▸ WHAT IS NEEDED:
Your task is to return the line containing "Parse this screenshot: output" plus every line after it, exactly and with nothing added.

▬▬▬▬▬▬▬▬▬▬

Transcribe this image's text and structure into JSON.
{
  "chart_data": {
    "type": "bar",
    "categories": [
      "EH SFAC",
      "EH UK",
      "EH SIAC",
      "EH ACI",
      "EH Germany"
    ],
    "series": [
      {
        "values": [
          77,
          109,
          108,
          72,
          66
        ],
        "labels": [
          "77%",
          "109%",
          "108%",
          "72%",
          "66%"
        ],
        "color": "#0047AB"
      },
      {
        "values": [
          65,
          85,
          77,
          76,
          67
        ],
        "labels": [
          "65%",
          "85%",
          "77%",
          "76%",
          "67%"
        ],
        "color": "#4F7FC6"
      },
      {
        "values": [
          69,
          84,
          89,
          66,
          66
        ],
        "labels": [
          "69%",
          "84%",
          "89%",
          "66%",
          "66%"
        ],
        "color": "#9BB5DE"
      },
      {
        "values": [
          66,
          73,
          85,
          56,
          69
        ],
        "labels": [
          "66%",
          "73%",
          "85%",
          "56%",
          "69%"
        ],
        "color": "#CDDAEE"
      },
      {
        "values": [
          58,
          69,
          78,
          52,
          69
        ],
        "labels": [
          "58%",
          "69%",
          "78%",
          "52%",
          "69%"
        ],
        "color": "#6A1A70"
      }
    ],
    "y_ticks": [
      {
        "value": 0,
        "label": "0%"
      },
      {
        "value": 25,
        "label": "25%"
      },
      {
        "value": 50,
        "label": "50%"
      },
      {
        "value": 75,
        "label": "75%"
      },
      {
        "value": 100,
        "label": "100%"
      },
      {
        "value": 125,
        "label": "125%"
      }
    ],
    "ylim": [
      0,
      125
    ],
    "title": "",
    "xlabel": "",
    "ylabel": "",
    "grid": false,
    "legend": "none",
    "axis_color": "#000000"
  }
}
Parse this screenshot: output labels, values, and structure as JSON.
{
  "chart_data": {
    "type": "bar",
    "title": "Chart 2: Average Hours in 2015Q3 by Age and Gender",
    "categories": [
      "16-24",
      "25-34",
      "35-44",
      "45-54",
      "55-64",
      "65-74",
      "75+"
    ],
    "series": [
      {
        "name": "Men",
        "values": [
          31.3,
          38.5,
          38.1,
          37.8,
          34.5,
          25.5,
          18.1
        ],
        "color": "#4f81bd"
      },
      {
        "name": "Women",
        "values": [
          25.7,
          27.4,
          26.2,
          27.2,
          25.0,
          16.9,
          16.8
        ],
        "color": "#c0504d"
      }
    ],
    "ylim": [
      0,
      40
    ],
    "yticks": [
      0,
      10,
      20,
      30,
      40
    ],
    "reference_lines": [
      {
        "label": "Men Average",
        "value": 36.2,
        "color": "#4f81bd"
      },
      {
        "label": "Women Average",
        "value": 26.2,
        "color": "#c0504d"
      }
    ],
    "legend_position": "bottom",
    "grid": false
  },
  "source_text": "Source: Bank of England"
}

▬▬▬▬▬▬▬▬▬▬

▸ OUTPUT BELOW:
Parse this screenshot: output labels, values, and structure as JSON.
{
  "chart_data": {
    "type": "bar",
    "title": "Chart 2: Average Hours in 2015Q3 by Age and Gender",
    "categories": [
      "16-24",
      "25-34",
      "35-44",
      "45-54",
      "55-64",
      "65-74",
      "75+"
    ],
    "series": [
      {
        "name": "Men",
        "values": [
          31.3,
          38.5,
          38.1,
          37.8,
          34.5,
          25.5,
          18.1
        ],
        "color": "#4f81bd"
      },
      {
        "name": "Women",
        "values": [
          25.7,
          27.4,
          26.2,
          27.2,
          25.0,
          16.9,
          16.8
        ],
        "color": "#c0504d"
      }
    ],
    "ylim": [
      0,
      40
    ],
    "yticks": [
      0,
      10,
      20,
      30,
      40
    ],
    "reference_lines": [
      {
        "label": "Men Average",
        "value": 36.2,
        "color": "#4f81bd"
      },
      {
        "label": "Women Average",
        "value": 26.2,
        "color": "#c0504d"
      }
    ],
    "legend_position": "bottom",
    "grid": false
  },
  "source_text": "Source: Bank of England"
}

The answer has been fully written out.